— RECORDS TO USE —
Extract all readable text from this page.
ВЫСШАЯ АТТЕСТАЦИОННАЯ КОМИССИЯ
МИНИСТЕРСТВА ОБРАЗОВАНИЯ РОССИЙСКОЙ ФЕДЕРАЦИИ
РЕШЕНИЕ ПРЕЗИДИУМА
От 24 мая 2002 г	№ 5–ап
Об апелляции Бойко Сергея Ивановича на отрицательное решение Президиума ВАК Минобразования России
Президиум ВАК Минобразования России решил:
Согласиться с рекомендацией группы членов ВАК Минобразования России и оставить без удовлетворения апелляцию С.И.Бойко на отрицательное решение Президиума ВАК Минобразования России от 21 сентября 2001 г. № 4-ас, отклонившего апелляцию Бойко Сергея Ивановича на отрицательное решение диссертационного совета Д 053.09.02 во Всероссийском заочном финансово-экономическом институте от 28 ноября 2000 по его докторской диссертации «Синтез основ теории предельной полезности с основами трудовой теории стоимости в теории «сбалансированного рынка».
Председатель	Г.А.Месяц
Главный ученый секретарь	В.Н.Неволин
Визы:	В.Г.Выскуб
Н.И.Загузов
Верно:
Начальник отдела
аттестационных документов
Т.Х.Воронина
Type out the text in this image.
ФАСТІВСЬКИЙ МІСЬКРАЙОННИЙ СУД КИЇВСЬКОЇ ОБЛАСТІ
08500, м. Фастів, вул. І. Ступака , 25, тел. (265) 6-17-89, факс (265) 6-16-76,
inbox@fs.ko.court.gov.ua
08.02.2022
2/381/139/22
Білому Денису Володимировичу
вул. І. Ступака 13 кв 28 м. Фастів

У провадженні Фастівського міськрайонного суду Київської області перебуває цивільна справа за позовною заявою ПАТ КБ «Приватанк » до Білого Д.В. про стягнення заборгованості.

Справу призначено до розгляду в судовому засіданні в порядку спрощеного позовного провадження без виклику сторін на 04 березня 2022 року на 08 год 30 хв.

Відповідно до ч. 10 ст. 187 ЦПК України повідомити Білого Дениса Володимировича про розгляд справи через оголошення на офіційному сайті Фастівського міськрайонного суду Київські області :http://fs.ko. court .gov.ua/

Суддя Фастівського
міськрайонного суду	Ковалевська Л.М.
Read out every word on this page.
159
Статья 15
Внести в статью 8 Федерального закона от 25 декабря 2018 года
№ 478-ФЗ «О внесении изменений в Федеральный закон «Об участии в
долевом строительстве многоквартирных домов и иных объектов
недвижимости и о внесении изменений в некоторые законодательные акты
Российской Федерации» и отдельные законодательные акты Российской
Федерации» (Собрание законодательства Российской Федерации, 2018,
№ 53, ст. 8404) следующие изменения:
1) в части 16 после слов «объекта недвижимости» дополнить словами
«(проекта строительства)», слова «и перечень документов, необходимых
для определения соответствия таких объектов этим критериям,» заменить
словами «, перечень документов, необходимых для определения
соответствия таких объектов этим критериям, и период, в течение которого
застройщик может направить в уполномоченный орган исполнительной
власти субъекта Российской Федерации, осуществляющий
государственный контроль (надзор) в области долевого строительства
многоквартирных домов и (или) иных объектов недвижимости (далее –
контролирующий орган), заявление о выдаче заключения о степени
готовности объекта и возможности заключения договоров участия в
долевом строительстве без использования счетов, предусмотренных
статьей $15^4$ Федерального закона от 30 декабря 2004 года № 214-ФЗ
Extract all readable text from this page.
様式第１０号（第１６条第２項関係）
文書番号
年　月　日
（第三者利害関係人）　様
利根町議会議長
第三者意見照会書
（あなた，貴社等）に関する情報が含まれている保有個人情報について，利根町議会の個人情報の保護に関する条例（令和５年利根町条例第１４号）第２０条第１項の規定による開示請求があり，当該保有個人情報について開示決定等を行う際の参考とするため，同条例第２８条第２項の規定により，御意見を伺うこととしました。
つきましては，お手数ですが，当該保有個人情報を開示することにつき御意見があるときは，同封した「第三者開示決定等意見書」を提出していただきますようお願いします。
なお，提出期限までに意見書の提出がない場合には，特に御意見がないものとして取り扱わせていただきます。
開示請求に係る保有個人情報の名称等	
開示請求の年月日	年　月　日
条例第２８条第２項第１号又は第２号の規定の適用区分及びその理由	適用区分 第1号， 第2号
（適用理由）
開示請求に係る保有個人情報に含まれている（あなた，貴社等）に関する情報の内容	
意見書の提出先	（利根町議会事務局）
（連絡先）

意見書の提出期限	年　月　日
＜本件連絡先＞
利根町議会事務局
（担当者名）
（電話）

— TASK DIRECTIONS —
Find every line in the records that contains the word "таких"; copy those lines.

— EXERCISE ANSWER —
для определения соответствия таких объектов этим критериям,» заменить
соответствия таких объектов этим критериям, и период, в течение которого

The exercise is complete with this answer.